Return the records exactly as they are.

* Figure content listings:
----------

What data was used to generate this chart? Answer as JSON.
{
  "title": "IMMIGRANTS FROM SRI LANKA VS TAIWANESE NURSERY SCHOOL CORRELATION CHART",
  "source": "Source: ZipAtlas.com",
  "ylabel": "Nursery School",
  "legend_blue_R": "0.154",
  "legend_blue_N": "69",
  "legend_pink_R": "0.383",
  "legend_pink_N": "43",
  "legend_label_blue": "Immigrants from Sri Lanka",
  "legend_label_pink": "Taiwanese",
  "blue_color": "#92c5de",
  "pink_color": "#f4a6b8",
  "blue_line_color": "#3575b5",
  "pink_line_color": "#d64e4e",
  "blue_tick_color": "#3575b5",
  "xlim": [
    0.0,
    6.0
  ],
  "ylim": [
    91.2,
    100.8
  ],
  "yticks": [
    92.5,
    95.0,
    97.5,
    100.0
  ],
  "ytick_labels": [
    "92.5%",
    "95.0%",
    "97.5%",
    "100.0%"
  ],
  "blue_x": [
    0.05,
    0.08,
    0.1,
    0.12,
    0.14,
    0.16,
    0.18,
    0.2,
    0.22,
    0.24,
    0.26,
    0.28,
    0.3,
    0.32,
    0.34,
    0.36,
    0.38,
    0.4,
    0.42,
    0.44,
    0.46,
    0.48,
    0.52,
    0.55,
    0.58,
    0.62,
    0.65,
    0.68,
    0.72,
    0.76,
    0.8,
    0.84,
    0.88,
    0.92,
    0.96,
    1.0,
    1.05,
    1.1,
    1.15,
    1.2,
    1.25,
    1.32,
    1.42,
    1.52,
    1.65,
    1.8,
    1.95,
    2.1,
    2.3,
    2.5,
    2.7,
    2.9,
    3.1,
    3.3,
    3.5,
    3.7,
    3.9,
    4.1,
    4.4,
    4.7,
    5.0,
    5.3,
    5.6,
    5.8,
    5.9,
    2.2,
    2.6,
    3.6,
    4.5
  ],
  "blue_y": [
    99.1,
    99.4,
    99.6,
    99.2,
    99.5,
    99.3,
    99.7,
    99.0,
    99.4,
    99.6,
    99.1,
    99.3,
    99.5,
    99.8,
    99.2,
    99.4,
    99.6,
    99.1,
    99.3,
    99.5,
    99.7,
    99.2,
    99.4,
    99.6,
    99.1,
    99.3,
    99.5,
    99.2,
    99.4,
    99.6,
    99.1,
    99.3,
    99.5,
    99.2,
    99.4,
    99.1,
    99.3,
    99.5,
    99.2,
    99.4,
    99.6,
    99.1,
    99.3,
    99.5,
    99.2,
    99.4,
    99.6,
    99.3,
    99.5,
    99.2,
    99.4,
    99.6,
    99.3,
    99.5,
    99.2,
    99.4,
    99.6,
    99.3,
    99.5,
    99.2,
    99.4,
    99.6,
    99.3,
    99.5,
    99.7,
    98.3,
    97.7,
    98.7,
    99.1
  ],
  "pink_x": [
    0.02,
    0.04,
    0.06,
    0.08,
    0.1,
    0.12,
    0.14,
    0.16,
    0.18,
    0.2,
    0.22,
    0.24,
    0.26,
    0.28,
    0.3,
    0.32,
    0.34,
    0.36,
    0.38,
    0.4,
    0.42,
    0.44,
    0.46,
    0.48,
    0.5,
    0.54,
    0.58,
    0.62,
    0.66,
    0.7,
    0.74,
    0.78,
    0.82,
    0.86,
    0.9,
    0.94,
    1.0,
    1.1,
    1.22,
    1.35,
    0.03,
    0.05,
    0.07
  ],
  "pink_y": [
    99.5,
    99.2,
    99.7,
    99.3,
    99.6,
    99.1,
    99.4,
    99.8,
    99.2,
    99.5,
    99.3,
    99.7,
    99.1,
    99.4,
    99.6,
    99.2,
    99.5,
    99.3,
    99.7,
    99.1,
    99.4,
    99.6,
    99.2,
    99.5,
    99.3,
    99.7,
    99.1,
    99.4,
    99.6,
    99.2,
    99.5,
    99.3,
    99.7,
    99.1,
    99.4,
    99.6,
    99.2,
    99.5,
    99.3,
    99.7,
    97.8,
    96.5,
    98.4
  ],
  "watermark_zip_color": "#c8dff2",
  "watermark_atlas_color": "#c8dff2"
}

----------

* Solution to the exercise:
What data was used to generate this chart? Answer as JSON.
{
  "title": "IMMIGRANTS FROM SRI LANKA VS TAIWANESE NURSERY SCHOOL CORRELATION CHART",
  "source": "Source: ZipAtlas.com",
  "ylabel": "Nursery School",
  "legend_blue_R": "0.154",
  "legend_blue_N": "69",
  "legend_pink_R": "0.383",
  "legend_pink_N": "43",
  "legend_label_blue": "Immigrants from Sri Lanka",
  "legend_label_pink": "Taiwanese",
  "blue_color": "#92c5de",
  "pink_color": "#f4a6b8",
  "blue_line_color": "#3575b5",
  "pink_line_color": "#d64e4e",
  "blue_tick_color": "#3575b5",
  "xlim": [
    0.0,
    6.0
  ],
  "ylim": [
    91.2,
    100.8
  ],
  "yticks": [
    92.5,
    95.0,
    97.5,
    100.0
  ],
  "ytick_labels": [
    "92.5%",
    "95.0%",
    "97.5%",
    "100.0%"
  ],
  "blue_x": [
    0.05,
    0.08,
    0.1,
    0.12,
    0.14,
    0.16,
    0.18,
    0.2,
    0.22,
    0.24,
    0.26,
    0.28,
    0.3,
    0.32,
    0.34,
    0.36,
    0.38,
    0.4,
    0.42,
    0.44,
    0.46,
    0.48,
    0.52,
    0.55,
    0.58,
    0.62,
    0.65,
    0.68,
    0.72,
    0.76,
    0.8,
    0.84,
    0.88,
    0.92,
    0.96,
    1.0,
    1.05,
    1.1,
    1.15,
    1.2,
    1.25,
    1.32,
    1.42,
    1.52,
    1.65,
    1.8,
    1.95,
    2.1,
    2.3,
    2.5,
    2.7,
    2.9,
    3.1,
    3.3,
    3.5,
    3.7,
    3.9,
    4.1,
    4.4,
    4.7,
    5.0,
    5.3,
    5.6,
    5.8,
    5.9,
    2.2,
    2.6,
    3.6,
    4.5
  ],
  "blue_y": [
    99.1,
    99.4,
    99.6,
    99.2,
    99.5,
    99.3,
    99.7,
    99.0,
    99.4,
    99.6,
    99.1,
    99.3,
    99.5,
    99.8,
    99.2,
    99.4,
    99.6,
    99.1,
    99.3,
    99.5,
    99.7,
    99.2,
    99.4,
    99.6,
    99.1,
    99.3,
    99.5,
    99.2,
    99.4,
    99.6,
    99.1,
    99.3,
    99.5,
    99.2,
    99.4,
    99.1,
    99.3,
    99.5,
    99.2,
    99.4,
    99.6,
    99.1,
    99.3,
    99.5,
    99.2,
    99.4,
    99.6,
    99.3,
    99.5,
    99.2,
    99.4,
    99.6,
    99.3,
    99.5,
    99.2,
    99.4,
    99.6,
    99.3,
    99.5,
    99.2,
    99.4,
    99.6,
    99.3,
    99.5,
    99.7,
    98.3,
    97.7,
    98.7,
    99.1
  ],
  "pink_x": [
    0.02,
    0.04,
    0.06,
    0.08,
    0.1,
    0.12,
    0.14,
    0.16,
    0.18,
    0.2,
    0.22,
    0.24,
    0.26,
    0.28,
    0.3,
    0.32,
    0.34,
    0.36,
    0.38,
    0.4,
    0.42,
    0.44,
    0.46,
    0.48,
    0.5,
    0.54,
    0.58,
    0.62,
    0.66,
    0.7,
    0.74,
    0.78,
    0.82,
    0.86,
    0.9,
    0.94,
    1.0,
    1.1,
    1.22,
    1.35,
    0.03,
    0.05,
    0.07
  ],
  "pink_y": [
    99.5,
    99.2,
    99.7,
    99.3,
    99.6,
    99.1,
    99.4,
    99.8,
    99.2,
    99.5,
    99.3,
    99.7,
    99.1,
    99.4,
    99.6,
    99.2,
    99.5,
    99.3,
    99.7,
    99.1,
    99.4,
    99.6,
    99.2,
    99.5,
    99.3,
    99.7,
    99.1,
    99.4,
    99.6,
    99.2,
    99.5,
    99.3,
    99.7,
    99.1,
    99.4,
    99.6,
    99.2,
    99.5,
    99.3,
    99.7,
    97.8,
    96.5,
    98.4
  ],
  "watermark_zip_color": "#c8dff2",
  "watermark_atlas_color": "#c8dff2"
}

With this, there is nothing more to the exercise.